(Stored items from a collection)
━━━━

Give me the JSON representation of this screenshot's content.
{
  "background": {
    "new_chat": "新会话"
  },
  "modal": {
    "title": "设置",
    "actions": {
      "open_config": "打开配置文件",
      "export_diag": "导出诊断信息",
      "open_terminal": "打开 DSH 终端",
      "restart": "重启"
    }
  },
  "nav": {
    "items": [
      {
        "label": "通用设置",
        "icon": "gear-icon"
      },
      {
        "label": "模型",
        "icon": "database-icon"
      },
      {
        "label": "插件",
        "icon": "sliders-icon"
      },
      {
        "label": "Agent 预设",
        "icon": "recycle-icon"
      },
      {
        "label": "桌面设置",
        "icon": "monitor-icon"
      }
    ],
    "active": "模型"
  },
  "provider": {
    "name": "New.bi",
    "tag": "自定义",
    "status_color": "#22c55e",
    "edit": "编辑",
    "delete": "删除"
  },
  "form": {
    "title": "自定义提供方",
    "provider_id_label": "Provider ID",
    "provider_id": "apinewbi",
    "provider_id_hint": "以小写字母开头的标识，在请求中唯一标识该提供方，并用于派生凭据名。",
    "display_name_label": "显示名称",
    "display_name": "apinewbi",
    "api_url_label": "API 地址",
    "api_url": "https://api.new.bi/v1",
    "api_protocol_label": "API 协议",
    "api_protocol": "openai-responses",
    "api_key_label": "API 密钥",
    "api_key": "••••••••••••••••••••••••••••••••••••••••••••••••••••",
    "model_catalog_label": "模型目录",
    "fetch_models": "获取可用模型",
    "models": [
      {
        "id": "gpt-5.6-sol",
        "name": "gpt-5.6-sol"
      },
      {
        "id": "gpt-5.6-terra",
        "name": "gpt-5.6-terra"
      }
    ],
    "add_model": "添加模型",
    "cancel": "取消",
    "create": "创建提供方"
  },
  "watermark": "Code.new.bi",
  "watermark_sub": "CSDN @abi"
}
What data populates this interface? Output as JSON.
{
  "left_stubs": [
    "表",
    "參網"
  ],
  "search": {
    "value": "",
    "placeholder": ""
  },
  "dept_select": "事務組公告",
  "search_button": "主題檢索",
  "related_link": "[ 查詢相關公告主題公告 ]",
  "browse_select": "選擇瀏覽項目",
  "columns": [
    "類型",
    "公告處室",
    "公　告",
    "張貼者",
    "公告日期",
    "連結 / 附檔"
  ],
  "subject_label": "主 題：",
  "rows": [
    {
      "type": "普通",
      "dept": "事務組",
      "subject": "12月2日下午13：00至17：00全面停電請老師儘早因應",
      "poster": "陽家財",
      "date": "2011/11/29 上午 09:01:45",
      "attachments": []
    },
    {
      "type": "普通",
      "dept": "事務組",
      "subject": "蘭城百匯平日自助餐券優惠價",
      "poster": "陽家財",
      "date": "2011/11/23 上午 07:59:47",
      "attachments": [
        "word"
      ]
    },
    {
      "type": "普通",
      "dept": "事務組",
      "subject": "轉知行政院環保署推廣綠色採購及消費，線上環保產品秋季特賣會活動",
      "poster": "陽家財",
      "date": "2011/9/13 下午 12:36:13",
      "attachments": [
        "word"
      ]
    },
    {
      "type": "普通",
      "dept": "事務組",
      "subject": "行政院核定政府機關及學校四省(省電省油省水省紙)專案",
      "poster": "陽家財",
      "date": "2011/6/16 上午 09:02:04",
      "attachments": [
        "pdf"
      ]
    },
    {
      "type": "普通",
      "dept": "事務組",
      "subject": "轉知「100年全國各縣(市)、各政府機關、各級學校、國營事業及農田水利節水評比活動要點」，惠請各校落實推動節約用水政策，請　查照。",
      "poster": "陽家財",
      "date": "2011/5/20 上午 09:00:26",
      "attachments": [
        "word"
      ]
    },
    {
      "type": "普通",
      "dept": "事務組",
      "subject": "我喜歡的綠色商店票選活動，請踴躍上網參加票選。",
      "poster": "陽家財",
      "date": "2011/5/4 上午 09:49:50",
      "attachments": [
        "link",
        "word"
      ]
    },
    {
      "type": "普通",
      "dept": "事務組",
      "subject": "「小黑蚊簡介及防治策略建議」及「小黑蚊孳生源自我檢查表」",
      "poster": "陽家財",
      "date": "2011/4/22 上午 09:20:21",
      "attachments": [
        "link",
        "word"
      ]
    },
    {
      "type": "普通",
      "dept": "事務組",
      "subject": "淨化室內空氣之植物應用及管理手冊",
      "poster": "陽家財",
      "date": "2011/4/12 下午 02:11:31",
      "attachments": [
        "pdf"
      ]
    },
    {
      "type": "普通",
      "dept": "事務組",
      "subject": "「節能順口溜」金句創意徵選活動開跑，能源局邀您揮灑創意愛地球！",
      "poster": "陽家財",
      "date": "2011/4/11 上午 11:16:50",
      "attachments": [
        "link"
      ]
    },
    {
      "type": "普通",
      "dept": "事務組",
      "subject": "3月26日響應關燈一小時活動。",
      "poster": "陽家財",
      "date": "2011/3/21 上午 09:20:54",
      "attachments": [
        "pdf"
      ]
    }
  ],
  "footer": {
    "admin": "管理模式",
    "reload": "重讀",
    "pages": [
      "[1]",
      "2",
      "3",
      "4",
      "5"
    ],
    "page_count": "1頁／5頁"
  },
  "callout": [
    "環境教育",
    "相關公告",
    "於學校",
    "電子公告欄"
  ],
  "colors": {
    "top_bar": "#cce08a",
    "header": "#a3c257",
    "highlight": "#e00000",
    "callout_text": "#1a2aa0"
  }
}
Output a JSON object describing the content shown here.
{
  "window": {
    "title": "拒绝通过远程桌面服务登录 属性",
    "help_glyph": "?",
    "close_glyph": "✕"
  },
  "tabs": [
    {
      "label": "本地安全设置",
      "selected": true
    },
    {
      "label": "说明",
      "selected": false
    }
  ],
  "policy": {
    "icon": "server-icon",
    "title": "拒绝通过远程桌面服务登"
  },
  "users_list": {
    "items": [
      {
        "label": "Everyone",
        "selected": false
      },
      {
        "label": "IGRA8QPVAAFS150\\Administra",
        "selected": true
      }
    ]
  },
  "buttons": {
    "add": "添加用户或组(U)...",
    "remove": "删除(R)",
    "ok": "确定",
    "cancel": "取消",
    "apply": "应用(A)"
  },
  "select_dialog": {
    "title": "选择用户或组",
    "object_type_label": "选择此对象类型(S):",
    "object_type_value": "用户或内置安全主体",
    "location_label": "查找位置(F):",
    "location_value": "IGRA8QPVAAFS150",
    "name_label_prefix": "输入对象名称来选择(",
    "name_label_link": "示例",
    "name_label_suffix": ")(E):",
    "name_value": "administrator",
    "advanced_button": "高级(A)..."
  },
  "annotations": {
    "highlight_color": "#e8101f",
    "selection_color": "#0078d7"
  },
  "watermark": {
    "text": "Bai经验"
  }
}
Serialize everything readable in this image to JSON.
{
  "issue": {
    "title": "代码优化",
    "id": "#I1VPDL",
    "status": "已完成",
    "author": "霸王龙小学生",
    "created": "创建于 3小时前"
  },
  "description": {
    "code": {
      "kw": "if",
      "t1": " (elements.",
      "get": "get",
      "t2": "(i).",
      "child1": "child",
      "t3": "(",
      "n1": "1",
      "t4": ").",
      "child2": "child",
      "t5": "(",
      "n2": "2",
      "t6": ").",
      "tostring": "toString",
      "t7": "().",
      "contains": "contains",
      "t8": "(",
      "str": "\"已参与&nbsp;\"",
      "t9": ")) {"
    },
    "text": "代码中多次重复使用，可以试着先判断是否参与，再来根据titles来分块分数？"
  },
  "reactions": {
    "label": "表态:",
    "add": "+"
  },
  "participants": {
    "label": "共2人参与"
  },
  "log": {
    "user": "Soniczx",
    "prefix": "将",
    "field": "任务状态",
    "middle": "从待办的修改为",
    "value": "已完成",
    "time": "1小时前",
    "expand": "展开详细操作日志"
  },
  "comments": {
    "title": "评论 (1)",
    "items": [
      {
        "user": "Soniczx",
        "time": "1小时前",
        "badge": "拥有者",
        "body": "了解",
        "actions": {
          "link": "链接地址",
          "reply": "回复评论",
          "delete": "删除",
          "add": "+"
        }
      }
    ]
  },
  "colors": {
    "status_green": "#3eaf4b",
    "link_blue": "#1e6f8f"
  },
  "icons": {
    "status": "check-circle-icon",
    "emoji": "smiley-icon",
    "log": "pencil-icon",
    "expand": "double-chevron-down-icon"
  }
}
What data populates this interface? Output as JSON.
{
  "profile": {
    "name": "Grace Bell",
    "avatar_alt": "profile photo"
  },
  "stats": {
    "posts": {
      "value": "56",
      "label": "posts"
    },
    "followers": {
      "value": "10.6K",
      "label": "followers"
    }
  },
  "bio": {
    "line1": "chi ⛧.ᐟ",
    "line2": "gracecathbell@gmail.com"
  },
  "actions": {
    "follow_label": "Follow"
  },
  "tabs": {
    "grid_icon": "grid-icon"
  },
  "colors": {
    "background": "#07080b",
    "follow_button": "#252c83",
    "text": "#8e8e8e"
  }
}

━━━━

Go through the preceding material and copy each line that has the word "apinewbi".

Task result:
    "provider_id": "apinewbi",
    "display_name": "apinewbi",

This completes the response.